**Extracted data:**

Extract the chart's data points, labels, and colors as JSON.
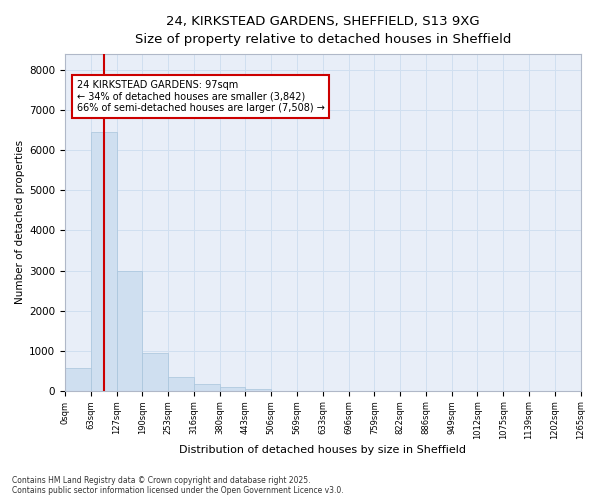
{
  "title_line1": "24, KIRKSTEAD GARDENS, SHEFFIELD, S13 9XG",
  "title_line2": "Size of property relative to detached houses in Sheffield",
  "xlabel": "Distribution of detached houses by size in Sheffield",
  "ylabel": "Number of detached properties",
  "bar_color": "#cfdff0",
  "bar_edge_color": "#a8c4dc",
  "grid_color": "#d0dff0",
  "vline_color": "#cc0000",
  "annotation_text": "24 KIRKSTEAD GARDENS: 97sqm\n← 34% of detached houses are smaller (3,842)\n66% of semi-detached houses are larger (7,508) →",
  "annotation_box_color": "#ffffff",
  "annotation_box_edge": "#cc0000",
  "bin_labels": [
    "0sqm",
    "63sqm",
    "127sqm",
    "190sqm",
    "253sqm",
    "316sqm",
    "380sqm",
    "443sqm",
    "506sqm",
    "569sqm",
    "633sqm",
    "696sqm",
    "759sqm",
    "822sqm",
    "886sqm",
    "949sqm",
    "1012sqm",
    "1075sqm",
    "1139sqm",
    "1202sqm",
    "1265sqm"
  ],
  "bar_heights": [
    560,
    6450,
    2980,
    950,
    350,
    160,
    90,
    55,
    0,
    0,
    0,
    0,
    0,
    0,
    0,
    0,
    0,
    0,
    0,
    0
  ],
  "ylim": [
    0,
    8400
  ],
  "yticks": [
    0,
    1000,
    2000,
    3000,
    4000,
    5000,
    6000,
    7000,
    8000
  ],
  "footnote": "Contains HM Land Registry data © Crown copyright and database right 2025.\nContains public sector information licensed under the Open Government Licence v3.0.",
  "background_color": "#ffffff",
  "plot_bg_color": "#e8eef8"
}
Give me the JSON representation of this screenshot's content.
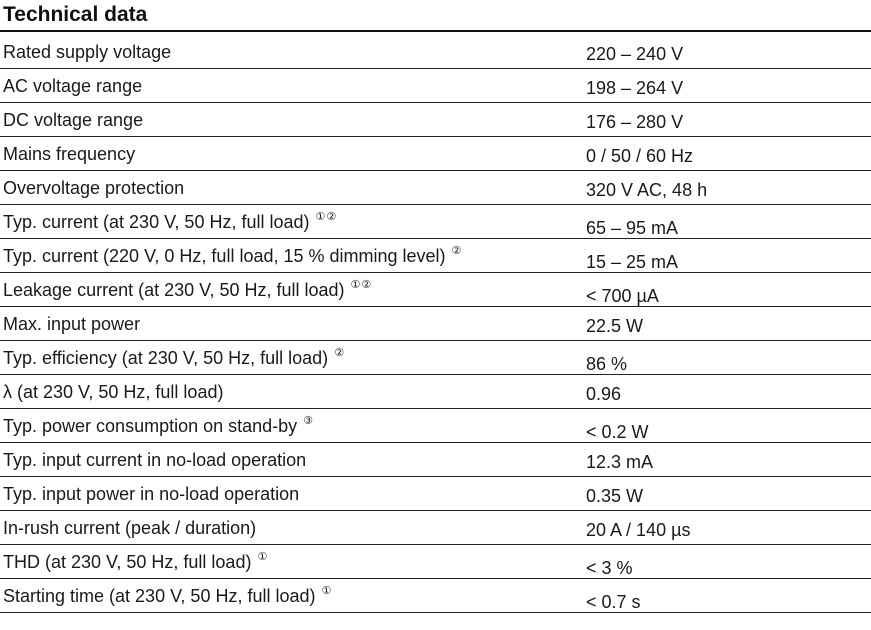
{
  "title": "Technical data",
  "rows": [
    {
      "label": "Rated supply voltage",
      "notes": "",
      "value": "220 – 240 V"
    },
    {
      "label": "AC voltage range",
      "notes": "",
      "value": "198 – 264 V"
    },
    {
      "label": "DC voltage range",
      "notes": "",
      "value": "176 – 280 V"
    },
    {
      "label": "Mains frequency",
      "notes": "",
      "value": "0 / 50 / 60 Hz"
    },
    {
      "label": "Overvoltage protection",
      "notes": "",
      "value": "320 V AC, 48 h"
    },
    {
      "label": "Typ. current (at 230 V, 50 Hz, full load)",
      "notes": "①②",
      "value": "65 – 95 mA"
    },
    {
      "label": "Typ. current (220 V, 0 Hz, full load, 15 % dimming level)",
      "notes": "②",
      "value": "15 – 25 mA"
    },
    {
      "label": "Leakage current (at 230 V, 50 Hz, full load)",
      "notes": "①②",
      "value": "< 700 µA"
    },
    {
      "label": "Max. input power",
      "notes": "",
      "value": "22.5 W"
    },
    {
      "label": "Typ. efficiency (at 230 V, 50 Hz, full load)",
      "notes": "②",
      "value": "86 %"
    },
    {
      "label": "λ (at 230 V, 50 Hz, full load)",
      "notes": "",
      "value": "0.96"
    },
    {
      "label": "Typ. power consumption on stand-by",
      "notes": "③",
      "value": "< 0.2 W"
    },
    {
      "label": "Typ. input current in no-load operation",
      "notes": "",
      "value": "12.3 mA"
    },
    {
      "label": "Typ. input power in no-load operation",
      "notes": "",
      "value": "0.35 W"
    },
    {
      "label": "In-rush current (peak / duration)",
      "notes": "",
      "value": "20 A / 140 µs"
    },
    {
      "label": "THD (at 230 V, 50 Hz, full load)",
      "notes": "①",
      "value": "< 3 %"
    },
    {
      "label": "Starting time (at 230 V, 50 Hz, full load)",
      "notes": "①",
      "value": "< 0.7 s"
    }
  ]
}
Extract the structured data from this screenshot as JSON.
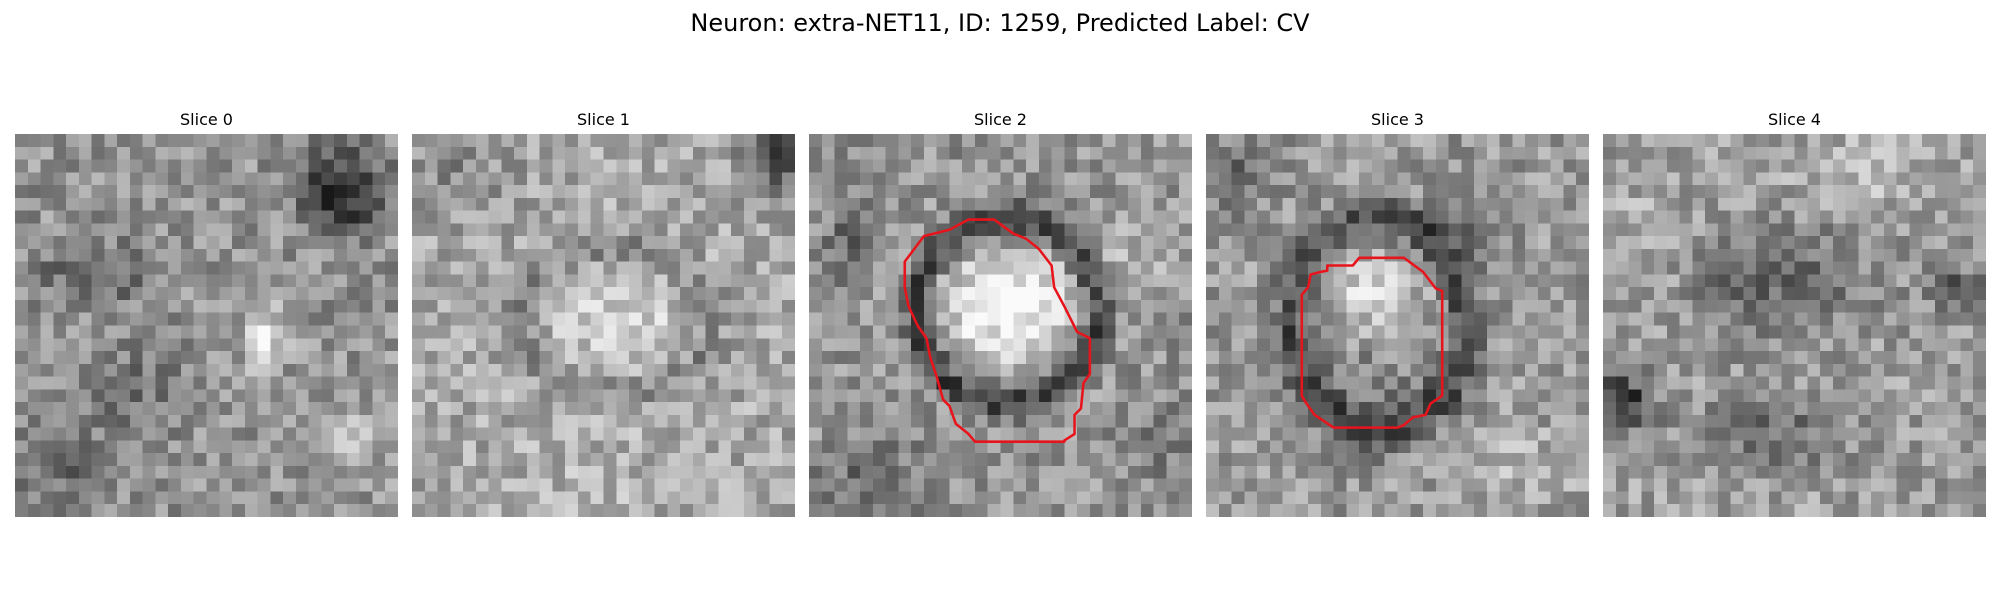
{
  "figure": {
    "title": "Neuron: extra-NET11, ID: 1259, Predicted Label: CV"
  },
  "slices": [
    {
      "label": "Slice 0",
      "has_contour": false
    },
    {
      "label": "Slice 1",
      "has_contour": false
    },
    {
      "label": "Slice 2",
      "has_contour": true
    },
    {
      "label": "Slice 3",
      "has_contour": true
    },
    {
      "label": "Slice 4",
      "has_contour": false
    }
  ],
  "colors": {
    "contour": "#e8141c",
    "background": "#ffffff"
  }
}
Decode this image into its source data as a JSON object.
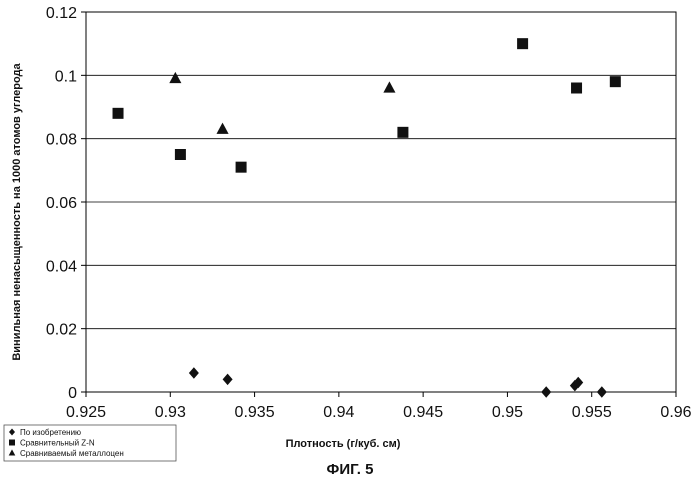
{
  "chart_data": {
    "type": "scatter",
    "title": "",
    "xlabel": "Плотность (г/куб. см)",
    "ylabel": "Винильная ненасыщенность на 1000 атомов углерода",
    "xlim": [
      0.925,
      0.96
    ],
    "ylim": [
      0,
      0.12
    ],
    "x_ticks": [
      "0.925",
      "0.93",
      "0.935",
      "0.94",
      "0.945",
      "0.95",
      "0.955",
      "0.96"
    ],
    "y_ticks": [
      "0",
      "0.02",
      "0.04",
      "0.06",
      "0.08",
      "0.1",
      "0.12"
    ],
    "grid": "horizontal",
    "legend_position": "bottom-left",
    "figure_label": "ФИГ. 5",
    "series": [
      {
        "name": "По изобретению",
        "marker": "diamond",
        "points": [
          [
            0.9314,
            0.006
          ],
          [
            0.9334,
            0.004
          ],
          [
            0.9523,
            0.0
          ],
          [
            0.954,
            0.002
          ],
          [
            0.9542,
            0.003
          ],
          [
            0.9556,
            0.0
          ]
        ]
      },
      {
        "name": "Сравнительный Z-N",
        "marker": "square",
        "points": [
          [
            0.9269,
            0.088
          ],
          [
            0.9306,
            0.075
          ],
          [
            0.9342,
            0.071
          ],
          [
            0.9438,
            0.082
          ],
          [
            0.9509,
            0.11
          ],
          [
            0.9541,
            0.096
          ],
          [
            0.9564,
            0.098
          ]
        ]
      },
      {
        "name": "Сравниваемый металлоцен",
        "marker": "triangle",
        "points": [
          [
            0.9303,
            0.099
          ],
          [
            0.9331,
            0.083
          ],
          [
            0.943,
            0.096
          ]
        ]
      }
    ]
  },
  "colors": {
    "marker": "#111111",
    "grid": "#000000",
    "axis": "#000000"
  }
}
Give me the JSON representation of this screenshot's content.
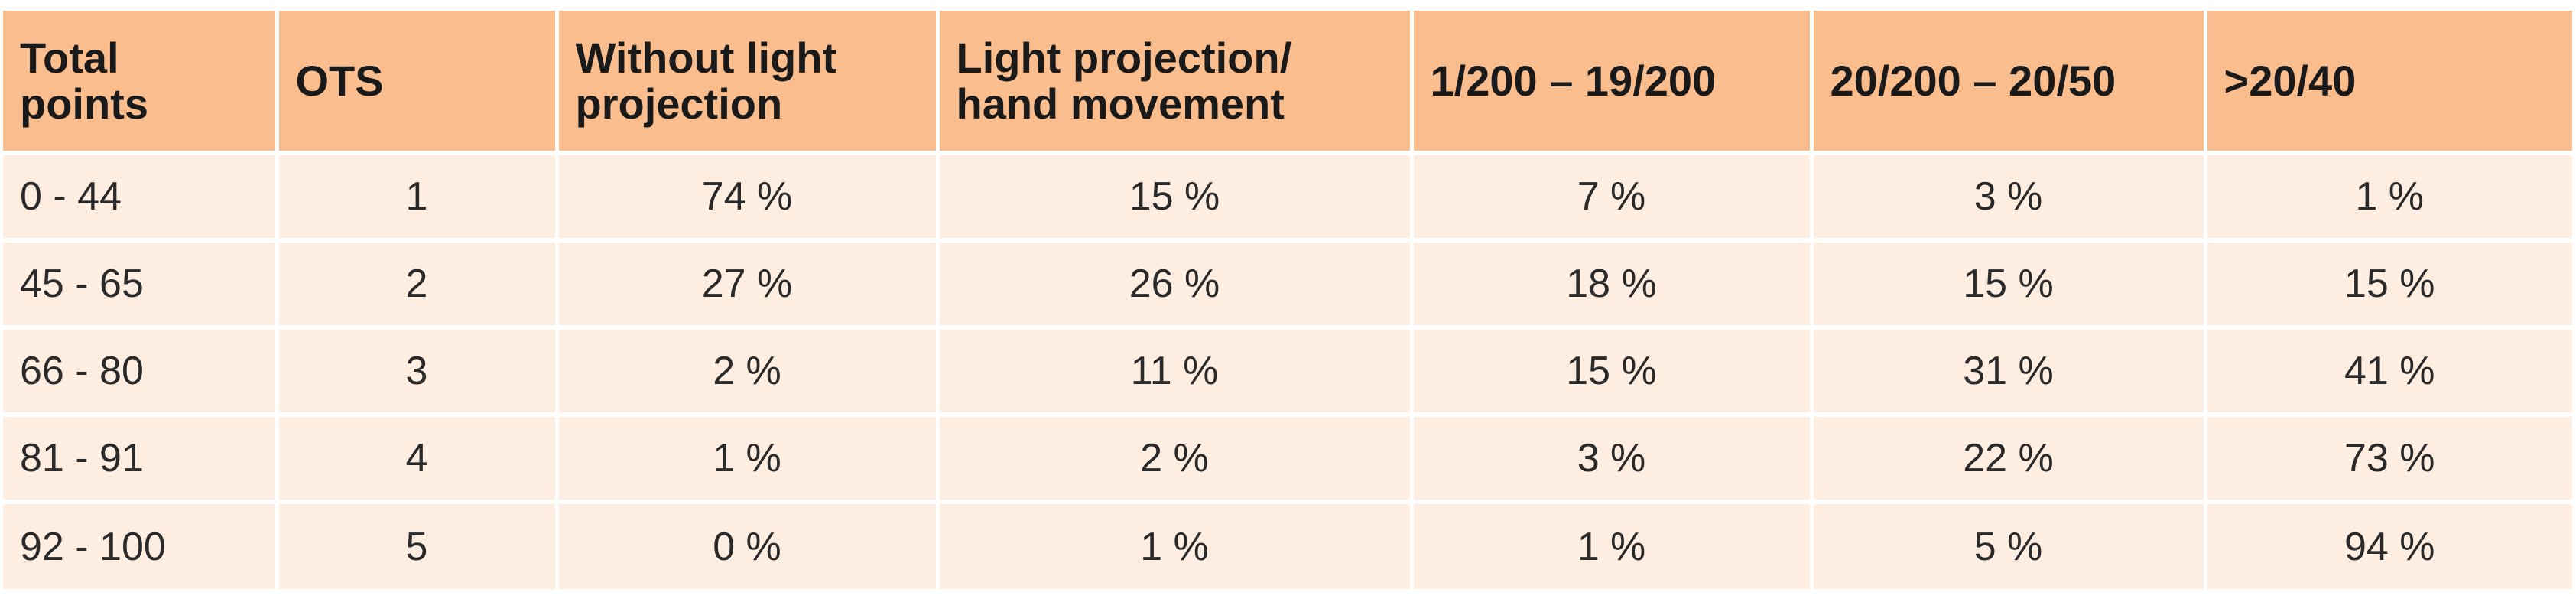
{
  "table": {
    "headers": [
      "Total points",
      "OTS",
      "Without light projection",
      "Light projection/ hand movement",
      "1/200 – 19/200",
      "20/200 – 20/50",
      ">20/40"
    ],
    "rows": [
      [
        "0 - 44",
        "1",
        "74 %",
        "15 %",
        "7 %",
        "3 %",
        "1 %"
      ],
      [
        "45 - 65",
        "2",
        "27 %",
        "26 %",
        "18 %",
        "15 %",
        "15 %"
      ],
      [
        "66 - 80",
        "3",
        "2 %",
        "11 %",
        "15 %",
        "31 %",
        "41 %"
      ],
      [
        "81 - 91",
        "4",
        "1 %",
        "2 %",
        "3 %",
        "22 %",
        "73 %"
      ],
      [
        "92 - 100",
        "5",
        "0 %",
        "1 %",
        "1 %",
        "5 %",
        "94 %"
      ]
    ]
  },
  "colors": {
    "header_bg": "#f9bd8e",
    "row_bg": "#feeee1",
    "grid_line": "#ffffff"
  }
}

**Instructions for the task:** For the listing above, identify each line bearing "load".

**Result below:**
      "label": "Typ. current (at 230 V, 50 Hz, full load)",
      "label": "Typ. current (220 V, 0 Hz, full load, 15 % dimming level)",
      "label": "Leakage current (at 230 V, 50 Hz, full load)",
      "label": "Typ. efficiency (at 230 V, 50 Hz, full load)",
      "label": "λ (at 230 V, 50 Hz, full load)",
      "label": "Typ. input current in no-load operation",
      "label": "Typ. input power in no-load operation",
      "label": "THD (at 230 V, 50 Hz, full load)",
      "label": "Starting time (at 230 V, 50 Hz, full load)",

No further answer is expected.